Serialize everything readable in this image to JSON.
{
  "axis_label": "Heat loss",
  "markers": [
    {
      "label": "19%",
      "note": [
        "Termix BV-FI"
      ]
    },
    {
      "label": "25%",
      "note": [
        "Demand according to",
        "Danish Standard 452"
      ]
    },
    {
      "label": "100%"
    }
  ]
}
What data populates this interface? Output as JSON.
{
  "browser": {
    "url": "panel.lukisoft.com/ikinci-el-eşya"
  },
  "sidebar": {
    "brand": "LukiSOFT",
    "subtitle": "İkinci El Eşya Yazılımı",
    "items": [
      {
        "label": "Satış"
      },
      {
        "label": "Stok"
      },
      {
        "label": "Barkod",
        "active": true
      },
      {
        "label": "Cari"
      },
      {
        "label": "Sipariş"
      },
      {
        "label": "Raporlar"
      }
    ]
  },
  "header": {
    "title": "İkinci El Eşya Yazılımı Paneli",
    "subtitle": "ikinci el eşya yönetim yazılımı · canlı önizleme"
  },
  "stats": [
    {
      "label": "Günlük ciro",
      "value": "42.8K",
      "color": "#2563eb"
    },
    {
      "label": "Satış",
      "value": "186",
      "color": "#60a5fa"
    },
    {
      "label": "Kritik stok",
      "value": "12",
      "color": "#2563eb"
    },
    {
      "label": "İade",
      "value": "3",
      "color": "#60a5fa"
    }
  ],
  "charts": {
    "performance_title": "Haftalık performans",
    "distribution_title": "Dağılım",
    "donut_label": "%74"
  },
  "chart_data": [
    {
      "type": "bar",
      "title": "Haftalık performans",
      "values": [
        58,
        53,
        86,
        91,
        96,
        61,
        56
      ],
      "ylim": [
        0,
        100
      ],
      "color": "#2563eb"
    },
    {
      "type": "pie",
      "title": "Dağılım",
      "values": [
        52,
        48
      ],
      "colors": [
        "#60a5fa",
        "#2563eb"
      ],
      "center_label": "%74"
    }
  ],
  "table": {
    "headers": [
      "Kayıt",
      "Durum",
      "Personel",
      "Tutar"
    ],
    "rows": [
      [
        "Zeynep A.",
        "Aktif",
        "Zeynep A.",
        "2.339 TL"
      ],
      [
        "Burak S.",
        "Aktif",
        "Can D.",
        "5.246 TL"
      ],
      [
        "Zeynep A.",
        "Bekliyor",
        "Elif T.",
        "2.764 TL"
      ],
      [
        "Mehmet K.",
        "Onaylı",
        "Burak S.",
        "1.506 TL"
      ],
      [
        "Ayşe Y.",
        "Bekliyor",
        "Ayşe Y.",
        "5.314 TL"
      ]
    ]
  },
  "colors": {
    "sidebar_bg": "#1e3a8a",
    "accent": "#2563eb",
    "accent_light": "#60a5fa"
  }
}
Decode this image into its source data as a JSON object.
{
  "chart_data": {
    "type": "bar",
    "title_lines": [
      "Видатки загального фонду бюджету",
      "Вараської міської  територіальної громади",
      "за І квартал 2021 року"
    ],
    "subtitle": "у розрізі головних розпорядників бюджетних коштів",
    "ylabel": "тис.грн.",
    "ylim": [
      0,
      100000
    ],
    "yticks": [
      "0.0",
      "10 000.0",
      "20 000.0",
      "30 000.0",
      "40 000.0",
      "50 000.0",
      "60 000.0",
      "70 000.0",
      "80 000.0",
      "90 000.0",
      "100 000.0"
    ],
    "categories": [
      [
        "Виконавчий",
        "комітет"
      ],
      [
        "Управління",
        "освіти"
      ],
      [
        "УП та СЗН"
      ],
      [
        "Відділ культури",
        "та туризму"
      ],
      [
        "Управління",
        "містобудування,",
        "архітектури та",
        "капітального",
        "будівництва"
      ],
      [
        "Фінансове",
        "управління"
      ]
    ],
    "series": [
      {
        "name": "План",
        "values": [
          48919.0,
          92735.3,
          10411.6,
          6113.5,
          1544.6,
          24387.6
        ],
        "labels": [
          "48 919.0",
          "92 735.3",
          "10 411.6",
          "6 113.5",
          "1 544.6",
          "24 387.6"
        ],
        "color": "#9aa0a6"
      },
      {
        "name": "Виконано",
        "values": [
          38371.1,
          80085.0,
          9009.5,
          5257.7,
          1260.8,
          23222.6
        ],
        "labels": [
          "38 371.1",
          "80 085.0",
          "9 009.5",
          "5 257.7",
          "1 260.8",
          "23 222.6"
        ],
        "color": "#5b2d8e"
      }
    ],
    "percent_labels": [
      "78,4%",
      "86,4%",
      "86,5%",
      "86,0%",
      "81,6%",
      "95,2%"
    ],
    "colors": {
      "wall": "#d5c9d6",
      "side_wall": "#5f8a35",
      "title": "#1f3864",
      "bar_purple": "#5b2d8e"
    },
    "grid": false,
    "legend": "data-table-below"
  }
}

########################################

Stated problem:
Find every line in the records above that contains the word "ikinci", and copy each one.

Reply to the task:
    "url": "panel.lukisoft.com/ikinci-el-eşya"
    "subtitle": "ikinci el eşya yönetim yazılımı · canlı önizleme"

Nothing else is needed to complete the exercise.